Data excerpts:

--- begin ---

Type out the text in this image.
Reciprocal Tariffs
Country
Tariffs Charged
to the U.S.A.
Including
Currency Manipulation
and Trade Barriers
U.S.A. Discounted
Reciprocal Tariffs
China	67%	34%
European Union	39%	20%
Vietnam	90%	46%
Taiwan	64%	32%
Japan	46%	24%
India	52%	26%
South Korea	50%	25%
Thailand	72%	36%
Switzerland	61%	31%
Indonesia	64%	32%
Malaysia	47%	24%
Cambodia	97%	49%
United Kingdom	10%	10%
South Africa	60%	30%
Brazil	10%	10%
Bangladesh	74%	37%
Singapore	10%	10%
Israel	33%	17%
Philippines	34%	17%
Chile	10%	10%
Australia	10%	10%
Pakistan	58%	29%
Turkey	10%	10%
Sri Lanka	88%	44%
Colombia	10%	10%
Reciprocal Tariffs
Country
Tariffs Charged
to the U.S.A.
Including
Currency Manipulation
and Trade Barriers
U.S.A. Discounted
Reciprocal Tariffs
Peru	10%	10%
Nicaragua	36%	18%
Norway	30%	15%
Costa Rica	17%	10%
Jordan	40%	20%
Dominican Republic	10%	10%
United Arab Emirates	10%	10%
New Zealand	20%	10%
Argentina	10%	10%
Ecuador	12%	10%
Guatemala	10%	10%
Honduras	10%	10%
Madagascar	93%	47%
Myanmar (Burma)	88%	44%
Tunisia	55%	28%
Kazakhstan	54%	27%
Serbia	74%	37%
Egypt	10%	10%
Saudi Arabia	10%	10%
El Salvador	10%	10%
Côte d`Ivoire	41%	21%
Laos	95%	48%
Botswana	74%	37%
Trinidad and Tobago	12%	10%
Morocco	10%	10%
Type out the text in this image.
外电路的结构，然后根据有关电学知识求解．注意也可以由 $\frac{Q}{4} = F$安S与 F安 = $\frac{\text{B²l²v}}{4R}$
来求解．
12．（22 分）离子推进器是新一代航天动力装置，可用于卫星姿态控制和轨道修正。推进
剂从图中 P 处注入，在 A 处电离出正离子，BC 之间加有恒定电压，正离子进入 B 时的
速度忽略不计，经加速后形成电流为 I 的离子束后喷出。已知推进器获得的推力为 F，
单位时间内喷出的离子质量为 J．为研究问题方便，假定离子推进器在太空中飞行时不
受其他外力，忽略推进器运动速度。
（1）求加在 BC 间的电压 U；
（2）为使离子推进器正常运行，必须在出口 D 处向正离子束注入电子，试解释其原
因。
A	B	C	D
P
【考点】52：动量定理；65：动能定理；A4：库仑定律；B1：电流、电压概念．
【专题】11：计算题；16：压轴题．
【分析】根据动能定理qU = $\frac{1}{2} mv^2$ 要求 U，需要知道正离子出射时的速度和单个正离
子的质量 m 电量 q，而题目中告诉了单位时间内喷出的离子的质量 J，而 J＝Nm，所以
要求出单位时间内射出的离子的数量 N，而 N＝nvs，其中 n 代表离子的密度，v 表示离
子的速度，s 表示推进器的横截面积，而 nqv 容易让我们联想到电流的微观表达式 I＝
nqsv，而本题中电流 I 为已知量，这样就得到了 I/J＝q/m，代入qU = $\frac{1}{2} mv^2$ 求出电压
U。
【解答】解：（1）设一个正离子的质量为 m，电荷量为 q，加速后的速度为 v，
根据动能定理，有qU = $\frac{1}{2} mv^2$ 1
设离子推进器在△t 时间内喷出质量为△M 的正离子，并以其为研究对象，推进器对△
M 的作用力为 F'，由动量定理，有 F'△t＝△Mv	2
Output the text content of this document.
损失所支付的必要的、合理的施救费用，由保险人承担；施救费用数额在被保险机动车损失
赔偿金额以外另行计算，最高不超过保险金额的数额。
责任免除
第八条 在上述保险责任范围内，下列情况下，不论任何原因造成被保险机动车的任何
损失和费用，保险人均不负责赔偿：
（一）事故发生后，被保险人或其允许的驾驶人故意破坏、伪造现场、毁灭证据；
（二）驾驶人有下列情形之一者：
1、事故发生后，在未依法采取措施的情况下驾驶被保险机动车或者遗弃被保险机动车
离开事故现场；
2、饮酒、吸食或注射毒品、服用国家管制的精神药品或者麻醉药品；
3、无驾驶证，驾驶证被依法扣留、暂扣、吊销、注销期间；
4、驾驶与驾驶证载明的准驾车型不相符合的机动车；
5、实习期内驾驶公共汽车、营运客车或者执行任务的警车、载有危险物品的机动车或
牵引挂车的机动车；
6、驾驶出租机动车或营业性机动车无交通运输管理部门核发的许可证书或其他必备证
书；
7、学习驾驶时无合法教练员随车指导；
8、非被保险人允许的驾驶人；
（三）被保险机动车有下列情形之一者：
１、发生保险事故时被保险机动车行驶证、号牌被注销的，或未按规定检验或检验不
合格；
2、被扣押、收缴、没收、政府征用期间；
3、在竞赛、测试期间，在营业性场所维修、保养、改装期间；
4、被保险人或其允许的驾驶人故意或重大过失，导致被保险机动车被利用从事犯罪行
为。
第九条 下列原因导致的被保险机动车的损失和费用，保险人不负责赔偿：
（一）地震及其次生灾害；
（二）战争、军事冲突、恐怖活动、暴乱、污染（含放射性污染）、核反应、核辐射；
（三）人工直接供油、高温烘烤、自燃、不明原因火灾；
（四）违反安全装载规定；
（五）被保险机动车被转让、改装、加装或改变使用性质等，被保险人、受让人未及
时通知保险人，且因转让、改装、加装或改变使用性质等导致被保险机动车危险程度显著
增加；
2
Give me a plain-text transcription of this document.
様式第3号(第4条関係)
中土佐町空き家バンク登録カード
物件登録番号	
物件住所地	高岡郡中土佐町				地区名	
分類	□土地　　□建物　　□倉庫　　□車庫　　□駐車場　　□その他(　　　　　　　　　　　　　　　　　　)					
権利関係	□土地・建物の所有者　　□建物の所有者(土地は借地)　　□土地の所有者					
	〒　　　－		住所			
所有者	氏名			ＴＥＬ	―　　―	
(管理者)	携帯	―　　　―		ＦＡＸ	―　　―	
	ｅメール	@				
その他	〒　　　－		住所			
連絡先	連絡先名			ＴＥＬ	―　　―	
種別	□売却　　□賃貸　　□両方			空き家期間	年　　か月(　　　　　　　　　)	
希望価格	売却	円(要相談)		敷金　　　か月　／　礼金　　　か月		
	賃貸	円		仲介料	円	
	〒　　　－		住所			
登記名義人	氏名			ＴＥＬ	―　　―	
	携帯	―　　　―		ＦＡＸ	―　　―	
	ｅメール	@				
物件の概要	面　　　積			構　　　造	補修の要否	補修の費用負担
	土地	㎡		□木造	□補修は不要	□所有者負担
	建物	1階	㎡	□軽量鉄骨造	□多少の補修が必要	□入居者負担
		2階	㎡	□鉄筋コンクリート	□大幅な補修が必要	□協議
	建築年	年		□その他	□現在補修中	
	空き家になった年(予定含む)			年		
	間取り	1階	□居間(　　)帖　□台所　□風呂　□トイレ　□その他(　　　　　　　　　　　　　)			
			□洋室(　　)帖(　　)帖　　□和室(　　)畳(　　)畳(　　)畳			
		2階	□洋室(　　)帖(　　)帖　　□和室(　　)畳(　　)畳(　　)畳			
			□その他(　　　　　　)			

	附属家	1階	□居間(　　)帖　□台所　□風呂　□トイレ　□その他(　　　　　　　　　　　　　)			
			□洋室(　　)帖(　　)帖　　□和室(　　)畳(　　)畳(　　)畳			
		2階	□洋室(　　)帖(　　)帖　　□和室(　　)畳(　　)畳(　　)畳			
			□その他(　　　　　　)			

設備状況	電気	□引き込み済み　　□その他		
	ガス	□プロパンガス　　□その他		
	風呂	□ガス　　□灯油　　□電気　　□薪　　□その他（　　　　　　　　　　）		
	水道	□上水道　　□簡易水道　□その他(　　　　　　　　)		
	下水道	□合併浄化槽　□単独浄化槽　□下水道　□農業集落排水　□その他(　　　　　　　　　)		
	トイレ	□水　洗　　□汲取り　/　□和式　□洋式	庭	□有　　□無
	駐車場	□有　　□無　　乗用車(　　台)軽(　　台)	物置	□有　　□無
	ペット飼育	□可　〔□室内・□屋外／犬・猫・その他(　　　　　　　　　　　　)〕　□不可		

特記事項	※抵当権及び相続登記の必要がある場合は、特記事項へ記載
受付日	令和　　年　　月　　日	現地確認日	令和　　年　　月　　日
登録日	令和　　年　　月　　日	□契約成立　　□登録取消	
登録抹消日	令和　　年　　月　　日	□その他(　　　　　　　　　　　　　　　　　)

--- end ---

» **WHAT THIS TASK INVOLVES**: Above are several records. Count the lines among them that contain "United" and give only the total.

» **ANSWER IN FULL**: 2